## SHORT TASK
Write each line out exactly, leaving none out.

## Stored data entries
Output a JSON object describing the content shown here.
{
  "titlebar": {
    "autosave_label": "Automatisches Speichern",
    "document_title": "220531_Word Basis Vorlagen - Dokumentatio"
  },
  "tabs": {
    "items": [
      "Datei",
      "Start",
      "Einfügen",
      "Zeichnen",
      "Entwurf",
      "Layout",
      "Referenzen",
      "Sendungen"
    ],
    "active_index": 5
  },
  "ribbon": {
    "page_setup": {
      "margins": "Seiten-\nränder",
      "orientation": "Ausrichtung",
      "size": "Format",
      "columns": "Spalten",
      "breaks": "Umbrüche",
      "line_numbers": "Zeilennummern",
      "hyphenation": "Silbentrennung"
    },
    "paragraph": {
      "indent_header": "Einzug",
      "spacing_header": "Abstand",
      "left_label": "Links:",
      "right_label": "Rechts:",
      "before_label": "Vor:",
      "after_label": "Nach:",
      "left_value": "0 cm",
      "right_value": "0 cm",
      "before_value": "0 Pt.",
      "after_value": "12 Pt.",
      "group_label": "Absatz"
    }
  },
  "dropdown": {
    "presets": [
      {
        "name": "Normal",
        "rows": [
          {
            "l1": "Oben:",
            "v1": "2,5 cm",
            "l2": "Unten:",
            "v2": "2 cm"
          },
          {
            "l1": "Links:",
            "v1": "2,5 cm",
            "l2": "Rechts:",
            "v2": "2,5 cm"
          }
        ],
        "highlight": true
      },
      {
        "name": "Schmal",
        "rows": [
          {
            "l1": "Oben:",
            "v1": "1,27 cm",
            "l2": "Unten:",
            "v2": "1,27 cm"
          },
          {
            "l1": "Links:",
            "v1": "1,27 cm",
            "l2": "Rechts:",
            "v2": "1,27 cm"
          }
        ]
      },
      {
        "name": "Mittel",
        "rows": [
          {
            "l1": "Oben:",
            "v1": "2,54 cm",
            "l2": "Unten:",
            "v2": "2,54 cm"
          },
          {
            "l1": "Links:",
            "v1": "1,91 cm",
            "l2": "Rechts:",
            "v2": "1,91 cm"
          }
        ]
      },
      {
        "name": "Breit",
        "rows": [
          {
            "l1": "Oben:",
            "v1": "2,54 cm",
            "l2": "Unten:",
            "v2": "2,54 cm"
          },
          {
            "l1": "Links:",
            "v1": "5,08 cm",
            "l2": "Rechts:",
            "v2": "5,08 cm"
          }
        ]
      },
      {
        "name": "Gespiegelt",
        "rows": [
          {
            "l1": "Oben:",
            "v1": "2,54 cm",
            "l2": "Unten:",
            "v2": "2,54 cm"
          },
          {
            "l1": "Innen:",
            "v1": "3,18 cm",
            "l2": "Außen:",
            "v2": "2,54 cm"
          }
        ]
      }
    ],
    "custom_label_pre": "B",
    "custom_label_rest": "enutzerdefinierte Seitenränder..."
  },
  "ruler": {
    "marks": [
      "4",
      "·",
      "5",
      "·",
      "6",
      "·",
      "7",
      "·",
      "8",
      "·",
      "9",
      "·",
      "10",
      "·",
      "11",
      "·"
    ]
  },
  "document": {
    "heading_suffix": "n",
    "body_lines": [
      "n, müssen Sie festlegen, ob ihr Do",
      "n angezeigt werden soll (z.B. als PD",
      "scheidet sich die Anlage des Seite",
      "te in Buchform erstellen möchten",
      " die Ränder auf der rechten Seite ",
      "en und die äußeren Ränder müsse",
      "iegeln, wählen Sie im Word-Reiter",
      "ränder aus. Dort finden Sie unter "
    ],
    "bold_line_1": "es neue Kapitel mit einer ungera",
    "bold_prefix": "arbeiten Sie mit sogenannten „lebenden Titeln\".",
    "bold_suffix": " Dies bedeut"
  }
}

## FULL OUTPUT
Output a JSON object describing the content shown here.
{
  "titlebar": {
    "autosave_label": "Automatisches Speichern",
    "document_title": "220531_Word Basis Vorlagen - Dokumentatio"
  },
  "tabs": {
    "items": [
      "Datei",
      "Start",
      "Einfügen",
      "Zeichnen",
      "Entwurf",
      "Layout",
      "Referenzen",
      "Sendungen"
    ],
    "active_index": 5
  },
  "ribbon": {
    "page_setup": {
      "margins": "Seiten-\nränder",
      "orientation": "Ausrichtung",
      "size": "Format",
      "columns": "Spalten",
      "breaks": "Umbrüche",
      "line_numbers": "Zeilennummern",
      "hyphenation": "Silbentrennung"
    },
    "paragraph": {
      "indent_header": "Einzug",
      "spacing_header": "Abstand",
      "left_label": "Links:",
      "right_label": "Rechts:",
      "before_label": "Vor:",
      "after_label": "Nach:",
      "left_value": "0 cm",
      "right_value": "0 cm",
      "before_value": "0 Pt.",
      "after_value": "12 Pt.",
      "group_label": "Absatz"
    }
  },
  "dropdown": {
    "presets": [
      {
        "name": "Normal",
        "rows": [
          {
            "l1": "Oben:",
            "v1": "2,5 cm",
            "l2": "Unten:",
            "v2": "2 cm"
          },
          {
            "l1": "Links:",
            "v1": "2,5 cm",
            "l2": "Rechts:",
            "v2": "2,5 cm"
          }
        ],
        "highlight": true
      },
      {
        "name": "Schmal",
        "rows": [
          {
            "l1": "Oben:",
            "v1": "1,27 cm",
            "l2": "Unten:",
            "v2": "1,27 cm"
          },
          {
            "l1": "Links:",
            "v1": "1,27 cm",
            "l2": "Rechts:",
            "v2": "1,27 cm"
          }
        ]
      },
      {
        "name": "Mittel",
        "rows": [
          {
            "l1": "Oben:",
            "v1": "2,54 cm",
            "l2": "Unten:",
            "v2": "2,54 cm"
          },
          {
            "l1": "Links:",
            "v1": "1,91 cm",
            "l2": "Rechts:",
            "v2": "1,91 cm"
          }
        ]
      },
      {
        "name": "Breit",
        "rows": [
          {
            "l1": "Oben:",
            "v1": "2,54 cm",
            "l2": "Unten:",
            "v2": "2,54 cm"
          },
          {
            "l1": "Links:",
            "v1": "5,08 cm",
            "l2": "Rechts:",
            "v2": "5,08 cm"
          }
        ]
      },
      {
        "name": "Gespiegelt",
        "rows": [
          {
            "l1": "Oben:",
            "v1": "2,54 cm",
            "l2": "Unten:",
            "v2": "2,54 cm"
          },
          {
            "l1": "Innen:",
            "v1": "3,18 cm",
            "l2": "Außen:",
            "v2": "2,54 cm"
          }
        ]
      }
    ],
    "custom_label_pre": "B",
    "custom_label_rest": "enutzerdefinierte Seitenränder..."
  },
  "ruler": {
    "marks": [
      "4",
      "·",
      "5",
      "·",
      "6",
      "·",
      "7",
      "·",
      "8",
      "·",
      "9",
      "·",
      "10",
      "·",
      "11",
      "·"
    ]
  },
  "document": {
    "heading_suffix": "n",
    "body_lines": [
      "n, müssen Sie festlegen, ob ihr Do",
      "n angezeigt werden soll (z.B. als PD",
      "scheidet sich die Anlage des Seite",
      "te in Buchform erstellen möchten",
      " die Ränder auf der rechten Seite ",
      "en und die äußeren Ränder müsse",
      "iegeln, wählen Sie im Word-Reiter",
      "ränder aus. Dort finden Sie unter "
    ],
    "bold_line_1": "es neue Kapitel mit einer ungera",
    "bold_prefix": "arbeiten Sie mit sogenannten „lebenden Titeln\".",
    "bold_suffix": " Dies bedeut"
  }
}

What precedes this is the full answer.